Instruction
Check each line of the records for "expectancy"; collect those that have it.

Information shown
#####

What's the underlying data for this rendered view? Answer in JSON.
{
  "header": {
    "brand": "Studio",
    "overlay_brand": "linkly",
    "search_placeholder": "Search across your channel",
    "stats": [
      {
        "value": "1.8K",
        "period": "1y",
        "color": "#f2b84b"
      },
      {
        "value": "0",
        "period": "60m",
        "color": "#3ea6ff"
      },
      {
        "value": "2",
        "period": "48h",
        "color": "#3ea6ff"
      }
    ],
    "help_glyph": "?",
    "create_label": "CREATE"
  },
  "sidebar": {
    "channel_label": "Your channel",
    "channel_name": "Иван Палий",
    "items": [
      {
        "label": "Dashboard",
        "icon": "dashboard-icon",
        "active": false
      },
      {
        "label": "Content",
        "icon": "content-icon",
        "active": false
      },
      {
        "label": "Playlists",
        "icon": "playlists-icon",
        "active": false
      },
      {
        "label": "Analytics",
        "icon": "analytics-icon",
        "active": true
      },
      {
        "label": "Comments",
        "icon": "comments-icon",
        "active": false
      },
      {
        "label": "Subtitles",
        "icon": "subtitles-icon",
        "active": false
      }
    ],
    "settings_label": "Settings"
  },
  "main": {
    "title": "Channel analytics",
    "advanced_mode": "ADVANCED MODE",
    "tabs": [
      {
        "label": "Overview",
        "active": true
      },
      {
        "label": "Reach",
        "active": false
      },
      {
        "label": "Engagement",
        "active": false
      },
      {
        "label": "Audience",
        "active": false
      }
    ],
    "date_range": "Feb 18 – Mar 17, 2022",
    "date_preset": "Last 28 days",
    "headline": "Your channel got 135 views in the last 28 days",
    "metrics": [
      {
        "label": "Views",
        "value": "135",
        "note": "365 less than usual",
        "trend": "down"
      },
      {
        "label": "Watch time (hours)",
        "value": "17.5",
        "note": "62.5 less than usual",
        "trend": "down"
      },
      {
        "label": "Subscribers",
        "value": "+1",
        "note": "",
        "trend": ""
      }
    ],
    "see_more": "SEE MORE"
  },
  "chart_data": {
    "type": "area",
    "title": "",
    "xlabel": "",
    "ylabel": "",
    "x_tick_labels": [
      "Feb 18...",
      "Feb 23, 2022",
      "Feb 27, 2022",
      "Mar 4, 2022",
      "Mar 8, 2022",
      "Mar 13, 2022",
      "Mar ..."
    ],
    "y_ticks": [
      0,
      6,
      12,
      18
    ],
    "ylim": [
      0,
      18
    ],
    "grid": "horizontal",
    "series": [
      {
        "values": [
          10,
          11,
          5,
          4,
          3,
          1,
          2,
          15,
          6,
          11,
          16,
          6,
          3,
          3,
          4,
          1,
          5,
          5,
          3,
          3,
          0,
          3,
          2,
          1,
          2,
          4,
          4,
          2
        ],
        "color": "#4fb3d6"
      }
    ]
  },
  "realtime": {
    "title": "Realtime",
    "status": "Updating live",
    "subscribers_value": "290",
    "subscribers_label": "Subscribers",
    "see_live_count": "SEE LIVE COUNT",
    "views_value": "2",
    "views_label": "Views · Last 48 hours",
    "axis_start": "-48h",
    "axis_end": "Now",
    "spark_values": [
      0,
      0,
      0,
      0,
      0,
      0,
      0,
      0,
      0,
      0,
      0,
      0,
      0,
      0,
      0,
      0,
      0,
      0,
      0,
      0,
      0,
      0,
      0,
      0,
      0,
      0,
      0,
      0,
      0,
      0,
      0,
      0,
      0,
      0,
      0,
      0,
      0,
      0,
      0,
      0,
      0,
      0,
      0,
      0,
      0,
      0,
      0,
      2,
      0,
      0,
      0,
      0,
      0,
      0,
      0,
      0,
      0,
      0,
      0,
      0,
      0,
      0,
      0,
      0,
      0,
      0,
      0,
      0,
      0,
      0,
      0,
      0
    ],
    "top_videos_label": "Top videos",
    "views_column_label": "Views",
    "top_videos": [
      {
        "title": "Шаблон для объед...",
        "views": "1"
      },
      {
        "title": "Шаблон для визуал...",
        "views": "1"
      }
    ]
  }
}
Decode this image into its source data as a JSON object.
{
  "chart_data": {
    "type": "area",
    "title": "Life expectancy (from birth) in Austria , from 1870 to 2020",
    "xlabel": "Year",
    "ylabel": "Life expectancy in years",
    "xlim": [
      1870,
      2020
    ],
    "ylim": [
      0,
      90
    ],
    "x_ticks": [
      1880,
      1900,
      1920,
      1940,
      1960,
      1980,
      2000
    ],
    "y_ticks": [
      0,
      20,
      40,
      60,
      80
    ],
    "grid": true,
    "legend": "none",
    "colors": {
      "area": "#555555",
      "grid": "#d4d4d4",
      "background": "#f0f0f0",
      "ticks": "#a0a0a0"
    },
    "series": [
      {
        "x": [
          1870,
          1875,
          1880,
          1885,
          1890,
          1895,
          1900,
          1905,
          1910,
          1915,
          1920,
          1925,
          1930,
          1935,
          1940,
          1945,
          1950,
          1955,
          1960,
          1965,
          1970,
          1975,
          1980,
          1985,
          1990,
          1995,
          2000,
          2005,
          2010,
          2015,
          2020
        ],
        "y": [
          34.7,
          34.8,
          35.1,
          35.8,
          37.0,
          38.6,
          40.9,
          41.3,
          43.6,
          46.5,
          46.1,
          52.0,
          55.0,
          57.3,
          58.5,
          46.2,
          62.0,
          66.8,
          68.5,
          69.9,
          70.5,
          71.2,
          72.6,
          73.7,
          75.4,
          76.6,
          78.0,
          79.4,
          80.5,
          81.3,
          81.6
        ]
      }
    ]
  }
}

#####

Written response
    "title": "Life expectancy (from birth) in Austria , from 1870 to 2020",
    "ylabel": "Life expectancy in years",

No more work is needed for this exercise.